▸ **Problems to work on**
• A. Answer these questions about the passage on the Think Long Committee:
(i) Who convened the Think Long Committee?
(ii) In what month was Think Long originally supposed to release its recommendations?
(iii) In time for which ballot does the conventional wisdom say Think Long needs initiatives drafted?
• B. Write what comes next in the passage on the Think Long Committee, picking up after its final sentence.

In California's small community of good government advocates, there is considerable gossip about the Think Long Committee, a group of big names convened by homeless billionaire Nicolas Berggruen to study the state's goverance problems.

The gossip is the product of two things. The first is the feeling that Think Long hasn't worked all that closely with other good government groups. The second is the delay in the release of Think Long's recommendations for fixing California's troubles. Think Long was originally supposed to release its recommendations in June. Then the date slipped to September. Then October. Now it's November, and word is: they're close.

The delay matters in the minds of reformers because of the good government fixation on the initiative process as the only way to fix California. The conventional wisdom is that, if Think Long wants to make changes, it needs to have initiatives drafted in time to qualify for the November 2012 ballot. And, practically, one should file now and begin the process of getting a title and summary and gathering signatures.

▸ **Dataset extract**
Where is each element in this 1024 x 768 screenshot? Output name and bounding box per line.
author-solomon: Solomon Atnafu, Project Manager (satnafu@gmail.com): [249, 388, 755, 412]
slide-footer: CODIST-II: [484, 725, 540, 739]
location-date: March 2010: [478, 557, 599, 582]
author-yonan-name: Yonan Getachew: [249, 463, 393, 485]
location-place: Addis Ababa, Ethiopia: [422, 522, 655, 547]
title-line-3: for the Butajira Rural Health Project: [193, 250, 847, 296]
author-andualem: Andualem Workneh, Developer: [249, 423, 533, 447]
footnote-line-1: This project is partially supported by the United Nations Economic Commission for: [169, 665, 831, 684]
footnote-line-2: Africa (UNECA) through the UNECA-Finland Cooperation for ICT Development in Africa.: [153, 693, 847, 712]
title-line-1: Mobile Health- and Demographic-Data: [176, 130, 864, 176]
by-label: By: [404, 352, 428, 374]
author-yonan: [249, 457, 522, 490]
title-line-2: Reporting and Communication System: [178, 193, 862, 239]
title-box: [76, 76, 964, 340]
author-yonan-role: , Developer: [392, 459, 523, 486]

▸ **Written answers**
• A.
(i) Nicolas Berggruen
(ii) June
(iii) The November 2012 ballot

• B.
My take is different. Think Long should delay as long as it likes. Producing recommendations that fit together and would actually fix the state's core governance problems should be the goal -- not qualifying measures for a particular ballot. It would be even better if Think Long ignored the ballot initiative process entirely and instead urged that its recommendations be taken up in a constitutional convention, which is the better way to stitch together a new system of governance (as opposed to doing what Californians always do -- trying to fix things with one-subject-at-a-time initiatives that are sold as silver bullets but often have unintended consequences, and can't be fixed once they are passed).

Plus, when your name is Think Long, you have every right to procrastinate. The virtues of names like this are clear -- I've always thought it wise that my former Baltimore Sun colleague David Simon, who created HBO's The Wire and other TV series, named his production company Blown Deadline.

So to Think Long, think longer.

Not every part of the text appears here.